**Records provided**:
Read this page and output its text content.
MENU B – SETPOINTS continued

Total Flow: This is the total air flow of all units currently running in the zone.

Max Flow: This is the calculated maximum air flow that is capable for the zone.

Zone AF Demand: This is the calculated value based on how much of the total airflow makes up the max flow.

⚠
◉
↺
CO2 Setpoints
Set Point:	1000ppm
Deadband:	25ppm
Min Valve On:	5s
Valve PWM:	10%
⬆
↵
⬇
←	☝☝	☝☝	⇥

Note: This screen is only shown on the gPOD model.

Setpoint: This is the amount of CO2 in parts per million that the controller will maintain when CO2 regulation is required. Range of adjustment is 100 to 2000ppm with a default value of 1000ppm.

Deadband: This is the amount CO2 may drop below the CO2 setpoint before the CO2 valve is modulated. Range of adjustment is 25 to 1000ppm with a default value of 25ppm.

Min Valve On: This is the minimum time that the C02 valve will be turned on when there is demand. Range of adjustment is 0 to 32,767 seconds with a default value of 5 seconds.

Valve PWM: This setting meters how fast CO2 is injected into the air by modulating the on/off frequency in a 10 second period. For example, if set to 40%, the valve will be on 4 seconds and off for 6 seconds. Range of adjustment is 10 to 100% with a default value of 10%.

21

**The exercise**:
Reproduce the material exactly, with every line intact.

**Result of the exercise**:
Read this page and output its text content.
MENU B – SETPOINTS continued

Total Flow: This is the total air flow of all units currently running in the zone.

Max Flow: This is the calculated maximum air flow that is capable for the zone.

Zone AF Demand: This is the calculated value based on how much of the total airflow makes up the max flow.

⚠
◉
↺
CO2 Setpoints
Set Point:	1000ppm
Deadband:	25ppm
Min Valve On:	5s
Valve PWM:	10%
⬆
↵
⬇
←	☝☝	☝☝	⇥

Note: This screen is only shown on the gPOD model.

Setpoint: This is the amount of CO2 in parts per million that the controller will maintain when CO2 regulation is required. Range of adjustment is 100 to 2000ppm with a default value of 1000ppm.

Deadband: This is the amount CO2 may drop below the CO2 setpoint before the CO2 valve is modulated. Range of adjustment is 25 to 1000ppm with a default value of 25ppm.

Min Valve On: This is the minimum time that the C02 valve will be turned on when there is demand. Range of adjustment is 0 to 32,767 seconds with a default value of 5 seconds.

Valve PWM: This setting meters how fast CO2 is injected into the air by modulating the on/off frequency in a 10 second period. For example, if set to 40%, the valve will be on 4 seconds and off for 6 seconds. Range of adjustment is 10 to 100% with a default value of 10%.

21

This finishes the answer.